▶ **YOUR GOAL**: Track down each line that has the word "title" and copy it.
▬▬▬▬▬▬▬▬▬▬
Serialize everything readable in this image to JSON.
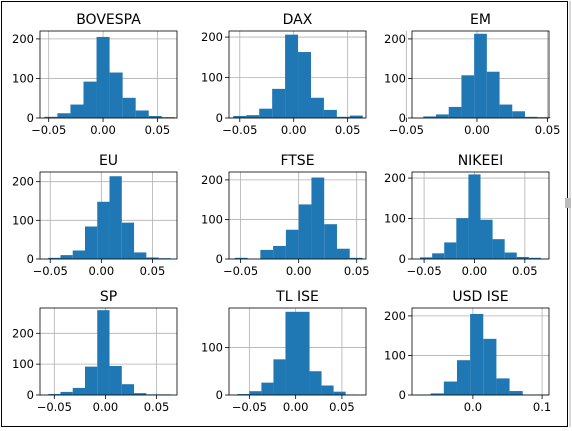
{
  "colors": {
    "bar": "#1f77b4",
    "grid": "#b0b0b0",
    "axis": "#000000"
  },
  "chart_data": [
    {
      "type": "bar",
      "title": "BOVESPA",
      "xlim": [
        -0.058,
        0.068
      ],
      "ylim": [
        0,
        220
      ],
      "bin_edges": [
        -0.054,
        -0.042,
        -0.03,
        -0.018,
        -0.006,
        0.006,
        0.018,
        0.03,
        0.042,
        0.054,
        0.066
      ],
      "values": [
        3,
        12,
        34,
        92,
        205,
        115,
        51,
        19,
        5,
        2
      ],
      "xticks": [
        -0.05,
        0.0,
        0.05
      ],
      "xtick_labels": [
        "−0.05",
        "0.00",
        "0.05"
      ],
      "yticks": [
        0,
        100,
        200
      ],
      "ytick_labels": [
        "0",
        "100",
        "200"
      ]
    },
    {
      "type": "bar",
      "title": "DAX",
      "xlim": [
        -0.06,
        0.067
      ],
      "ylim": [
        0,
        215
      ],
      "bin_edges": [
        -0.056,
        -0.044,
        -0.032,
        -0.02,
        -0.008,
        0.004,
        0.016,
        0.028,
        0.04,
        0.052,
        0.064
      ],
      "values": [
        5,
        7,
        23,
        72,
        206,
        163,
        50,
        20,
        3,
        6
      ],
      "xticks": [
        -0.05,
        0.0,
        0.05
      ],
      "xtick_labels": [
        "−0.05",
        "0.00",
        "0.05"
      ],
      "yticks": [
        0,
        100,
        200
      ],
      "ytick_labels": [
        "0",
        "100",
        "200"
      ]
    },
    {
      "type": "bar",
      "title": "EM",
      "xlim": [
        -0.046,
        0.051
      ],
      "ylim": [
        0,
        220
      ],
      "bin_edges": [
        -0.038,
        -0.029,
        -0.02,
        -0.011,
        -0.002,
        0.007,
        0.016,
        0.025,
        0.034,
        0.043,
        0.052
      ],
      "values": [
        4,
        9,
        28,
        108,
        213,
        117,
        34,
        17,
        3,
        2
      ],
      "xticks": [
        -0.05,
        0.0,
        0.05
      ],
      "xtick_labels": [
        "−0.05",
        "0.00",
        "0.05"
      ],
      "yticks": [
        0,
        100,
        200
      ],
      "ytick_labels": [
        "0",
        "100",
        "200"
      ]
    },
    {
      "type": "bar",
      "title": "EU",
      "xlim": [
        -0.06,
        0.074
      ],
      "ylim": [
        0,
        225
      ],
      "bin_edges": [
        -0.052,
        -0.04,
        -0.028,
        -0.016,
        -0.004,
        0.008,
        0.02,
        0.032,
        0.044,
        0.056,
        0.068
      ],
      "values": [
        3,
        10,
        22,
        84,
        148,
        214,
        94,
        17,
        4,
        2
      ],
      "xticks": [
        -0.05,
        0.0,
        0.05
      ],
      "xtick_labels": [
        "−0.05",
        "0.00",
        "0.05"
      ],
      "yticks": [
        0,
        100,
        200
      ],
      "ytick_labels": [
        "0",
        "100",
        "200"
      ]
    },
    {
      "type": "bar",
      "title": "FTSE",
      "xlim": [
        -0.06,
        0.058
      ],
      "ylim": [
        0,
        220
      ],
      "bin_edges": [
        -0.055,
        -0.044,
        -0.033,
        -0.022,
        -0.011,
        0.0,
        0.011,
        0.022,
        0.033,
        0.044,
        0.055
      ],
      "values": [
        3,
        0,
        23,
        33,
        74,
        138,
        206,
        88,
        26,
        3
      ],
      "xticks": [
        -0.05,
        0.0,
        0.05
      ],
      "xtick_labels": [
        "−0.05",
        "0.00",
        "0.05"
      ],
      "yticks": [
        0,
        100,
        200
      ],
      "ytick_labels": [
        "0",
        "100",
        "200"
      ]
    },
    {
      "type": "bar",
      "title": "NIKEEI",
      "xlim": [
        -0.062,
        0.074
      ],
      "ylim": [
        0,
        215
      ],
      "bin_edges": [
        -0.054,
        -0.042,
        -0.03,
        -0.018,
        -0.006,
        0.006,
        0.018,
        0.03,
        0.042,
        0.054,
        0.066
      ],
      "values": [
        4,
        14,
        41,
        101,
        209,
        97,
        49,
        16,
        5,
        3
      ],
      "xticks": [
        -0.05,
        0.0,
        0.05
      ],
      "xtick_labels": [
        "−0.05",
        "0.00",
        "0.05"
      ],
      "yticks": [
        0,
        100,
        200
      ],
      "ytick_labels": [
        "0",
        "100",
        "200"
      ]
    },
    {
      "type": "bar",
      "title": "SP",
      "xlim": [
        -0.064,
        0.07
      ],
      "ylim": [
        0,
        282
      ],
      "bin_edges": [
        -0.056,
        -0.044,
        -0.032,
        -0.02,
        -0.008,
        0.004,
        0.016,
        0.028,
        0.04,
        0.052,
        0.064
      ],
      "values": [
        3,
        10,
        23,
        92,
        275,
        94,
        35,
        6,
        2,
        2
      ],
      "xticks": [
        -0.05,
        0.0,
        0.05
      ],
      "xtick_labels": [
        "−0.05",
        "0.00",
        "0.05"
      ],
      "yticks": [
        0,
        100,
        200
      ],
      "ytick_labels": [
        "0",
        "100",
        "200"
      ]
    },
    {
      "type": "bar",
      "title": "TL ISE",
      "xlim": [
        -0.072,
        0.076
      ],
      "ylim": [
        0,
        183
      ],
      "bin_edges": [
        -0.063,
        -0.05,
        -0.037,
        -0.024,
        -0.011,
        0.002,
        0.015,
        0.028,
        0.041,
        0.054,
        0.067
      ],
      "values": [
        2,
        8,
        26,
        75,
        175,
        175,
        50,
        20,
        7,
        1
      ],
      "xticks": [
        -0.05,
        0.0,
        0.05
      ],
      "xtick_labels": [
        "−0.05",
        "0.00",
        "0.05"
      ],
      "yticks": [
        0,
        100
      ],
      "ytick_labels": [
        "0",
        "100"
      ]
    },
    {
      "type": "bar",
      "title": "USD ISE",
      "xlim": [
        -0.088,
        0.11
      ],
      "ylim": [
        0,
        220
      ],
      "bin_edges": [
        -0.08,
        -0.061,
        -0.042,
        -0.023,
        -0.004,
        0.015,
        0.034,
        0.053,
        0.072,
        0.091,
        0.11
      ],
      "values": [
        1,
        4,
        34,
        88,
        205,
        142,
        42,
        10,
        1,
        1
      ],
      "xticks": [
        0.0,
        0.1
      ],
      "xtick_labels": [
        "0.0",
        "0.1"
      ],
      "yticks": [
        0,
        100,
        200
      ],
      "ytick_labels": [
        "0",
        "100",
        "200"
      ]
    }
  ]
}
▬▬▬▬▬▬▬▬▬▬
▶ **RESULT**:
      "title": "BOVESPA",
      "title": "DAX",
      "title": "EM",
      "title": "EU",
      "title": "FTSE",
      "title": "NIKEEI",
      "title": "SP",
      "title": "TL ISE",
      "title": "USD ISE",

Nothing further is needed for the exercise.